** START **
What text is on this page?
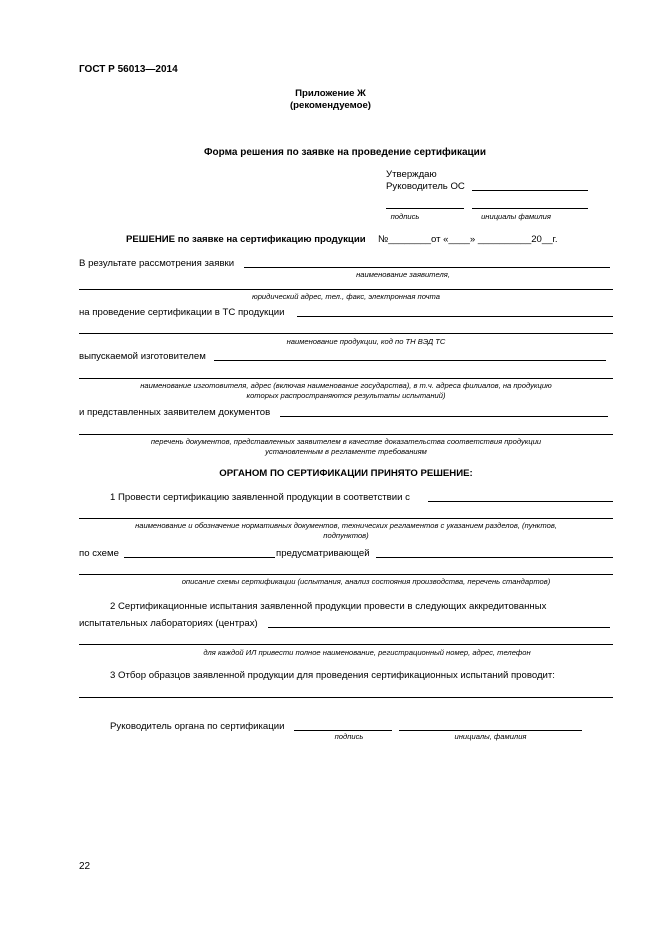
ГОСТ Р 56013—2014
Приложение Ж
(рекомендуемое)
Форма решения по заявке на проведение сертификации
Утверждаю
Руководитель ОС
подпись	инициалы фамилия
РЕШЕНИЕ по заявке на сертификацию продукции №________от «____» __________20__г.
В результате рассмотрения заявки
наименование заявителя,
юридический адрес, тел., факс, электронная почта
на проведение сертификации в ТС продукции
наименование продукции, код по ТН ВЭД ТС
выпускаемой изготовителем
наименование изготовителя, адрес (включая наименование государства), в т.ч. адреса филиалов, на продукцию
которых распространяются результаты испытаний)
и представленных заявителем документов
перечень документов, представленных заявителем в качестве доказательства соответствия продукции
установленным в регламенте требованиям
ОРГАНОМ ПО СЕРТИФИКАЦИИ ПРИНЯТО РЕШЕНИЕ:
1 Провести сертификацию заявленной продукции в соответствии с
наименование и обозначение нормативных документов, технических регламентов с указанием разделов, (пунктов,
подпунктов)
по схеме	предусматривающей
описание схемы сертификации (испытания, анализ состояния производства, перечень стандартов)
2 Сертификационные испытания заявленной продукции провести в следующих аккредитованных
испытательных лабораториях (центрах)
для каждой ИЛ привести полное наименование, регистрационный номер, адрес, телефон
3 Отбор образцов заявленной продукции для проведения сертификационных испытаний проводит:
Руководитель органа по сертификации
подпись	инициалы, фамилия
22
** END **
SHORT EXERCISE: Find the word "проведение" in the material, then list each line that holds it.

RESPONSE:
Форма решения по заявке на проведение сертификации
на проведение сертификации в ТС продукции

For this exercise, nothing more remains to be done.